━━━━━ Supplied records

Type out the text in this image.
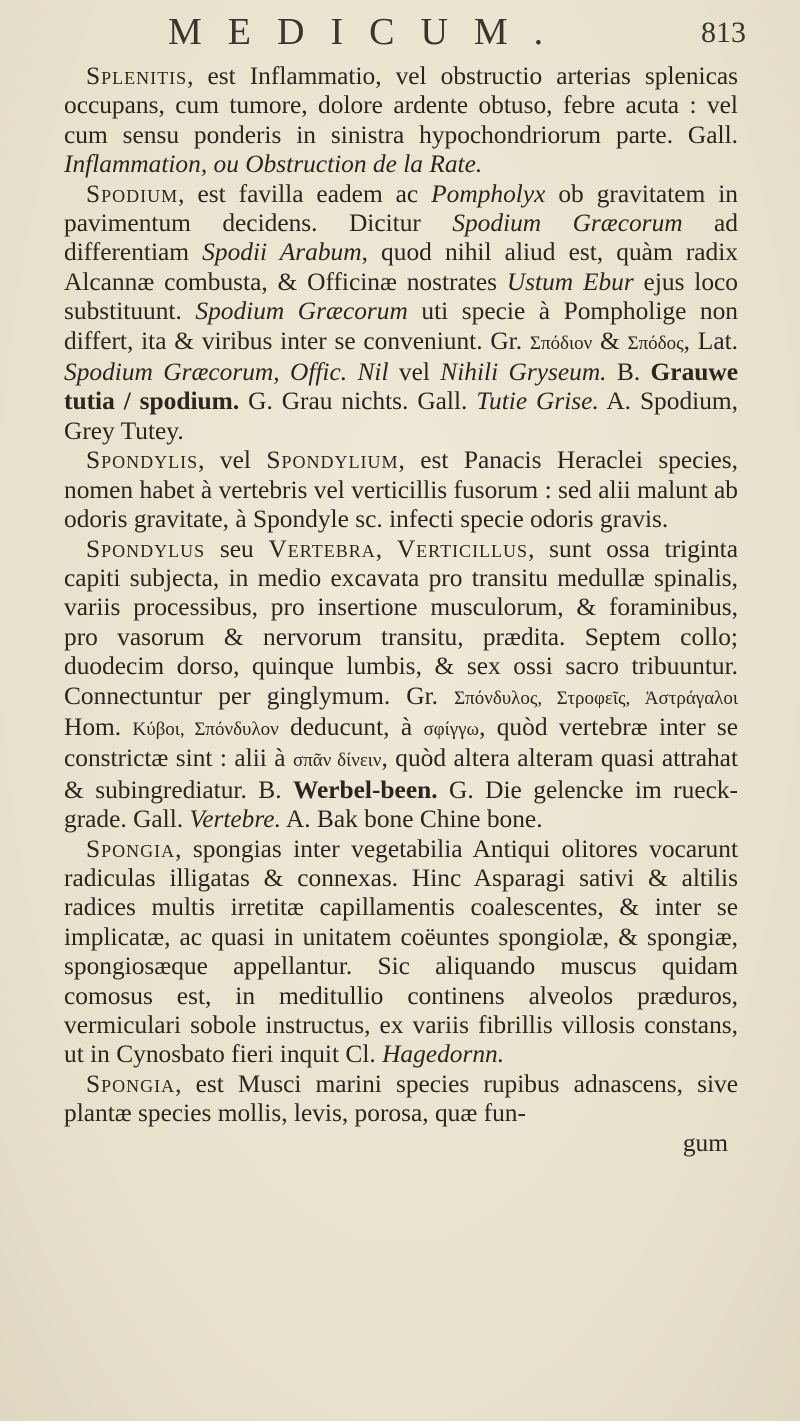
MEDICUM.	813

Splenitis, est Inflammatio, vel obstructio arterias splenicas occupans, cum tumore, dolore ardente obtuso, febre acuta : vel cum sensu ponderis in sinistra hypochondriorum parte. Gall. Inflammation, ou Obstruction de la Rate.

Spodium, est favilla eadem ac Pompholyx ob gravitatem in pavimentum decidens. Dicitur Spodium Græcorum ad differentiam Spodii Arabum, quod nihil aliud est, quàm radix Alcannæ combusta, & Officinæ nostrates Ustum Ebur ejus loco substituunt. Spodium Græcorum uti specie à Pompholige non differt, ita & viribus inter se conveniunt. Gr. Σπόδιον & Σπόδος, Lat. Spodium Græcorum, Offic. Nil vel Nihili Gryseum. B. Grauwe tutia / spodium. G. Grau nichts. Gall. Tutie Grise. A. Spodium, Grey Tutey.

Spondylis, vel Spondylium, est Panacis Heraclei species, nomen habet à vertebris vel verticillis fusorum : sed alii malunt ab odoris gravitate, à Spondyle sc. infecti specie odoris gravis.

Spondylus seu Vertebra, Verticillus, sunt ossa triginta capiti subjecta, in medio excavata pro transitu medullæ spinalis, variis processibus, pro insertione musculorum, & foraminibus, pro vasorum & nervorum transitu, prædita. Septem collo; duodecim dorso, quinque lumbis, & sex ossi sacro tribuuntur. Connectuntur per ginglymum. Gr. Σπόνδυλος, Στροφεῖς, Ἀστράγαλοι Hom. Κύβοι, Σπόνδυλον deducunt, à σφίγγω, quòd vertebræ inter se constrictæ sint : alii à σπᾶν δίνειν, quòd altera alteram quasi attrahat & subingrediatur. B. Werbel-been. G. Die gelencke im rueck-grade. Gall. Vertebre. A. Bak bone Chine bone.

Spongia, spongias inter vegetabilia Antiqui olitores vocarunt radiculas illigatas & connexas. Hinc Asparagi sativi & altilis radices multis irretitæ capillamentis coalescentes, & inter se implicatæ, ac quasi in unitatem coëuntes spongiolæ, & spongiæ, spongiosæque appellantur. Sic aliquando muscus quidam comosus est, in meditullio continens alveolos præduros, vermiculari sobole instructus, ex variis fibrillis villosis constans, ut in Cynosbato fieri inquit Cl. Hagedornn.

Spongia, est Musci marini species rupibus adnascens, sive plantæ species mollis, levis, porosa, quæ fun-

gum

━━━━━━━━━━

▶ **What to work on**
Repeat, exactly and in full, all records above, but include no pictures.

▶ **Exercise solution**
Type out the text in this image.
MEDICUM.	813

Splenitis, est Inflammatio, vel obstructio arterias splenicas occupans, cum tumore, dolore ardente obtuso, febre acuta : vel cum sensu ponderis in sinistra hypochondriorum parte. Gall. Inflammation, ou Obstruction de la Rate.

Spodium, est favilla eadem ac Pompholyx ob gravitatem in pavimentum decidens. Dicitur Spodium Græcorum ad differentiam Spodii Arabum, quod nihil aliud est, quàm radix Alcannæ combusta, & Officinæ nostrates Ustum Ebur ejus loco substituunt. Spodium Græcorum uti specie à Pompholige non differt, ita & viribus inter se conveniunt. Gr. Σπόδιον & Σπόδος, Lat. Spodium Græcorum, Offic. Nil vel Nihili Gryseum. B. Grauwe tutia / spodium. G. Grau nichts. Gall. Tutie Grise. A. Spodium, Grey Tutey.

Spondylis, vel Spondylium, est Panacis Heraclei species, nomen habet à vertebris vel verticillis fusorum : sed alii malunt ab odoris gravitate, à Spondyle sc. infecti specie odoris gravis.

Spondylus seu Vertebra, Verticillus, sunt ossa triginta capiti subjecta, in medio excavata pro transitu medullæ spinalis, variis processibus, pro insertione musculorum, & foraminibus, pro vasorum & nervorum transitu, prædita. Septem collo; duodecim dorso, quinque lumbis, & sex ossi sacro tribuuntur. Connectuntur per ginglymum. Gr. Σπόνδυλος, Στροφεῖς, Ἀστράγαλοι Hom. Κύβοι, Σπόνδυλον deducunt, à σφίγγω, quòd vertebræ inter se constrictæ sint : alii à σπᾶν δίνειν, quòd altera alteram quasi attrahat & subingrediatur. B. Werbel-been. G. Die gelencke im rueck-grade. Gall. Vertebre. A. Bak bone Chine bone.

Spongia, spongias inter vegetabilia Antiqui olitores vocarunt radiculas illigatas & connexas. Hinc Asparagi sativi & altilis radices multis irretitæ capillamentis coalescentes, & inter se implicatæ, ac quasi in unitatem coëuntes spongiolæ, & spongiæ, spongiosæque appellantur. Sic aliquando muscus quidam comosus est, in meditullio continens alveolos præduros, vermiculari sobole instructus, ex variis fibrillis villosis constans, ut in Cynosbato fieri inquit Cl. Hagedornn.

Spongia, est Musci marini species rupibus adnascens, sive plantæ species mollis, levis, porosa, quæ fun-

gum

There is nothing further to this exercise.